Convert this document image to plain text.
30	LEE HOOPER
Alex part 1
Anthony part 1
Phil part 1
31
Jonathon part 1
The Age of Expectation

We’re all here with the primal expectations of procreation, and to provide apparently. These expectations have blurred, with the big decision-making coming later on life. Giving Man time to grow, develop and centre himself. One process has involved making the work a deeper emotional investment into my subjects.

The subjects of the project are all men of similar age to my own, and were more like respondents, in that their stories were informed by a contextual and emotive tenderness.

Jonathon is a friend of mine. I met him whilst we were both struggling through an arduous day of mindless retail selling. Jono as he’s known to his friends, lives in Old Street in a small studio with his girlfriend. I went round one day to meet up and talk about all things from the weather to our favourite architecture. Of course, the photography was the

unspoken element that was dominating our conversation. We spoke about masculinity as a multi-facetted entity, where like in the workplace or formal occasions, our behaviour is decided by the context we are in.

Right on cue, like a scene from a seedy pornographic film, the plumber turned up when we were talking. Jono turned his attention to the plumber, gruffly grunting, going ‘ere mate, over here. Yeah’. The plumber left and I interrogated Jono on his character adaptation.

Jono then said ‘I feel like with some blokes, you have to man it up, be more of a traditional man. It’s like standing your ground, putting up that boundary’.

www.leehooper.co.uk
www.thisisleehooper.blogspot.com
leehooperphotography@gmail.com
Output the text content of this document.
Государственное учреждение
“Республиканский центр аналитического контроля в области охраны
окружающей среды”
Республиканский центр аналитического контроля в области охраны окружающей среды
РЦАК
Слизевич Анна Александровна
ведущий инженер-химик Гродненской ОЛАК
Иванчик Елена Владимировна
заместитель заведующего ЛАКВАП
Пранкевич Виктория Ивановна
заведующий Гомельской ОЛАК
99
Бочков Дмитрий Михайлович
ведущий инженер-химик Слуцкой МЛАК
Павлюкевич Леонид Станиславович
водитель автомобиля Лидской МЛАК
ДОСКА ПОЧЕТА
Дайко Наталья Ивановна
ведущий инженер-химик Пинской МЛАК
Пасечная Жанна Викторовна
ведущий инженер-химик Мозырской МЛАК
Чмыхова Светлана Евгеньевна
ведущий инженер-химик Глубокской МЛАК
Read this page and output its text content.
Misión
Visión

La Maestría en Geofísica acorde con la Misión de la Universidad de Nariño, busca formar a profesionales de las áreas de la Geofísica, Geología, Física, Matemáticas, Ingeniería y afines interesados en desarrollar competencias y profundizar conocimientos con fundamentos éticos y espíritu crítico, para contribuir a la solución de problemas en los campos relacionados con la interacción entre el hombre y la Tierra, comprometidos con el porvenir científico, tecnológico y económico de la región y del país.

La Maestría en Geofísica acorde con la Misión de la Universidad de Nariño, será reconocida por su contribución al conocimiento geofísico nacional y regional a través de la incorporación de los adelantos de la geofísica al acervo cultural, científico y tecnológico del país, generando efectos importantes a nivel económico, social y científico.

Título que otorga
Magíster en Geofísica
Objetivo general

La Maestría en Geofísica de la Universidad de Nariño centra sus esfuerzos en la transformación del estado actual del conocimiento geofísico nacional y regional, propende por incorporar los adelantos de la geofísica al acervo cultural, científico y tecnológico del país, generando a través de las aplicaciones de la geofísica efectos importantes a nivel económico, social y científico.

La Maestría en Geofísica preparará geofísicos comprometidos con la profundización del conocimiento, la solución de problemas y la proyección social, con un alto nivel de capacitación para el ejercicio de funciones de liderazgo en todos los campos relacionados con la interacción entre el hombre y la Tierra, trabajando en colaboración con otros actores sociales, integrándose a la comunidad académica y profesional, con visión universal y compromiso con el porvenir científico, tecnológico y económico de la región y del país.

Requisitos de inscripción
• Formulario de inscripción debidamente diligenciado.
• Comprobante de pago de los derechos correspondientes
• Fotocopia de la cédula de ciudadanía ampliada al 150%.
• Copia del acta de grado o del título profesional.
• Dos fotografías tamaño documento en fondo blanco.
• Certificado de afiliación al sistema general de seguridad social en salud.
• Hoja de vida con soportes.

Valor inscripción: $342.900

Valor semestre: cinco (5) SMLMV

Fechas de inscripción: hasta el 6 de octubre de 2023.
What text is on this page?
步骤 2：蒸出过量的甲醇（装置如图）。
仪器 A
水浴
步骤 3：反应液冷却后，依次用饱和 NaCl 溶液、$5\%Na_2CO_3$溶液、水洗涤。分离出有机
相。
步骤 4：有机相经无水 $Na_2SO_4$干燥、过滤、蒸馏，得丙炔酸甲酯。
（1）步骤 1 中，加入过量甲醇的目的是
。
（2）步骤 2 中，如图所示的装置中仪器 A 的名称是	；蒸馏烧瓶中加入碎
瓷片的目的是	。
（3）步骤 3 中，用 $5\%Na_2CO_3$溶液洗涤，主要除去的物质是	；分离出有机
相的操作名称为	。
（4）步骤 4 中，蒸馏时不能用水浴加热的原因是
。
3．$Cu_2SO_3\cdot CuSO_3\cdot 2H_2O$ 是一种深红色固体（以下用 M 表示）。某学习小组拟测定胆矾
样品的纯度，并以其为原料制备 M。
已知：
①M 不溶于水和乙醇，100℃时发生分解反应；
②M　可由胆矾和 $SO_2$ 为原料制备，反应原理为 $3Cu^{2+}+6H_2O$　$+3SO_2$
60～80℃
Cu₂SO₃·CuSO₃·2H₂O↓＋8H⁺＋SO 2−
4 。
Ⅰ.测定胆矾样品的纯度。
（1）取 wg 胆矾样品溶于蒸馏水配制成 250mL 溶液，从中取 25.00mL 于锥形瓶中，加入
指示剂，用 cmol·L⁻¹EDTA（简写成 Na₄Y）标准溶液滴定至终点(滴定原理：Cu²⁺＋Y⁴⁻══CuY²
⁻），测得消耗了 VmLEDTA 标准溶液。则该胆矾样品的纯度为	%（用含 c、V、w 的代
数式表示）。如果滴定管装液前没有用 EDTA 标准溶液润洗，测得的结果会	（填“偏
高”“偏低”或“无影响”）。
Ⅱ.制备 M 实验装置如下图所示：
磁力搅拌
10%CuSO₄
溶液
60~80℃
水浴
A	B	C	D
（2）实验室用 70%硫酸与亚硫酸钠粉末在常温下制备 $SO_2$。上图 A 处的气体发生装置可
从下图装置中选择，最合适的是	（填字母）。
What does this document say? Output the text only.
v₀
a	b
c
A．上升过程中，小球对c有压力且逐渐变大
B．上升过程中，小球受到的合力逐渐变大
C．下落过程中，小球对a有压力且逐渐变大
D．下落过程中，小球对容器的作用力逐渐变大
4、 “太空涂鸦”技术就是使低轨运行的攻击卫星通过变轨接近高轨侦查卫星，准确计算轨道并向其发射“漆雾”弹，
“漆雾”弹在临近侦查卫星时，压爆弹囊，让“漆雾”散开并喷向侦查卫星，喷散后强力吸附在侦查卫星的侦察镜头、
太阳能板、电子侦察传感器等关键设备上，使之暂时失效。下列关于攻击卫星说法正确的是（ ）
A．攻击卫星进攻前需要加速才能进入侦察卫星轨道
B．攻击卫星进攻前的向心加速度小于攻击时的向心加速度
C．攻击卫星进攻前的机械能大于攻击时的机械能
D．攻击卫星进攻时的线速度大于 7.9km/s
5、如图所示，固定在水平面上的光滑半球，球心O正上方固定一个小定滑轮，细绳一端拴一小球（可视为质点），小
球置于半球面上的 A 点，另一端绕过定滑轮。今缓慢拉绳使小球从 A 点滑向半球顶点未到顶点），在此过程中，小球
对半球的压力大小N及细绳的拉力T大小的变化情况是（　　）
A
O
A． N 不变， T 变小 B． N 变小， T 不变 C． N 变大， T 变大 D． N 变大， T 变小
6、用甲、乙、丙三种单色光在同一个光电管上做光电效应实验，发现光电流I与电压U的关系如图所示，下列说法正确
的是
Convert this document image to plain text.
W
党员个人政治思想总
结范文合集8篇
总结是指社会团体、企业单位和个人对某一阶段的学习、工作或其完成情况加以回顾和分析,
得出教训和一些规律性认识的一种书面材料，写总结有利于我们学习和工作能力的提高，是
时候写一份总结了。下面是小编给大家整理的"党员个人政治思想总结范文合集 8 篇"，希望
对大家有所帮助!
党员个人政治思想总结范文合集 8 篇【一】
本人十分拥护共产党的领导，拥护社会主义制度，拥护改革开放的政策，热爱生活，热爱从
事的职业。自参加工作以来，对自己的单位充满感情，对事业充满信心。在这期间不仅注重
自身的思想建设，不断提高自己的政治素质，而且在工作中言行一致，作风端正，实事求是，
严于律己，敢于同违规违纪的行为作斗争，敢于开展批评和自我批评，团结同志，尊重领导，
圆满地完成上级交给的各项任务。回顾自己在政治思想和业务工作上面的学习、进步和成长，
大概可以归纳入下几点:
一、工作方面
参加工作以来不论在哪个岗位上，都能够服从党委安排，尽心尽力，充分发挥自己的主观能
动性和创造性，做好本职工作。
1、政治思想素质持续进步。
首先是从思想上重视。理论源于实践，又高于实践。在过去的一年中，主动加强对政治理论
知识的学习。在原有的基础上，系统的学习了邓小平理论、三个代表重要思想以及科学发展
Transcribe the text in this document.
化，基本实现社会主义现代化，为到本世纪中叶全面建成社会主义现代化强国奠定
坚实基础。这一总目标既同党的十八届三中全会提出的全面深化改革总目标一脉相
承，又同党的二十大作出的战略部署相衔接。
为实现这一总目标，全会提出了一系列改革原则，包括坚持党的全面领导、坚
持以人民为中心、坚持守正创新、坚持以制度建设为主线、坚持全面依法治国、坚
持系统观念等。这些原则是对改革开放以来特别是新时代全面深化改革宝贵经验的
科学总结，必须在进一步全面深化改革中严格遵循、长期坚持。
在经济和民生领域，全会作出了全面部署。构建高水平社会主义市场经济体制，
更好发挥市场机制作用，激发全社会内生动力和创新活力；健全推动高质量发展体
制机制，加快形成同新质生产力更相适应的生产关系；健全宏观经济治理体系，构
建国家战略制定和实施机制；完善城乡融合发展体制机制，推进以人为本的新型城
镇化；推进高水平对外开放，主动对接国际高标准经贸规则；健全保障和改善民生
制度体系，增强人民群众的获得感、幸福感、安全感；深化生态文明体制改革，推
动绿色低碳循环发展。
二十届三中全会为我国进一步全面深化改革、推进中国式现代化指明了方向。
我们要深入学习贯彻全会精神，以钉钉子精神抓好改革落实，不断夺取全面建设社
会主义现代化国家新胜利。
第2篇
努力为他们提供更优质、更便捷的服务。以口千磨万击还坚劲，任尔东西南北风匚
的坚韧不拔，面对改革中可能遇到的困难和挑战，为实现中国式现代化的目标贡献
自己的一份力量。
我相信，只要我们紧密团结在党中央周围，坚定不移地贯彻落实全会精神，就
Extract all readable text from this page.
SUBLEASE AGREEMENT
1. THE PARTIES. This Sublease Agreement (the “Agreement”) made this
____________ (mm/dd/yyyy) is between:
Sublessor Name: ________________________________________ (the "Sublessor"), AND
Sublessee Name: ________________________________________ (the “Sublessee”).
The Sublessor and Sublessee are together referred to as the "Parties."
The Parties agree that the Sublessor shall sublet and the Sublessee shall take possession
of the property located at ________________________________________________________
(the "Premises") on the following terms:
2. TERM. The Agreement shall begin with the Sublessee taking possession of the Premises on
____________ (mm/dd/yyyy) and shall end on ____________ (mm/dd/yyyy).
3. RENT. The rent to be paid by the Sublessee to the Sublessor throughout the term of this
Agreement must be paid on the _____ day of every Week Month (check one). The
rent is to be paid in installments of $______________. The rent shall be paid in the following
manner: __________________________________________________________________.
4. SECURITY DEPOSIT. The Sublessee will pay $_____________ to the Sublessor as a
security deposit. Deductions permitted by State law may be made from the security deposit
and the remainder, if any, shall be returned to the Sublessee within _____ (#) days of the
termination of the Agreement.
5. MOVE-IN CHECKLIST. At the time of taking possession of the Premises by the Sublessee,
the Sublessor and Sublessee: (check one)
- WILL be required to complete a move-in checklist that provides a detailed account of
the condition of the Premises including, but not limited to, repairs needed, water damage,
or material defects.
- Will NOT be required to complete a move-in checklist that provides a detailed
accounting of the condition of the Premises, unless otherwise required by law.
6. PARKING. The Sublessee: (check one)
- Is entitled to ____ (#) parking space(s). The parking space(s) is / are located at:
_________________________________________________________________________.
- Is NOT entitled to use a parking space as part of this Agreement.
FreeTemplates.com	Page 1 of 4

> WHAT IS ASKED
Filter the records for lines holding the string "nacional". Copy each one.

> ANSWER FOR THIS EXERCISE
La Maestría en Geofísica acorde con la Misión de la Universidad de Nariño, será reconocida por su contribución al conocimiento geofísico nacional y regional a través de la incorporación de los adelantos de la geofísica al acervo cultural, científico y tecnológico del país, generando efectos importantes a nivel económico, social y científico.
La Maestría en Geofísica de la Universidad de Nariño centra sus esfuerzos en la transformación del estado actual del conocimiento geofísico nacional y regional, propende por incorporar los adelantos de la geofísica al acervo cultural, científico y tecnológico del país, generando a través de las aplicaciones de la geofísica efectos importantes a nivel económico, social y científico.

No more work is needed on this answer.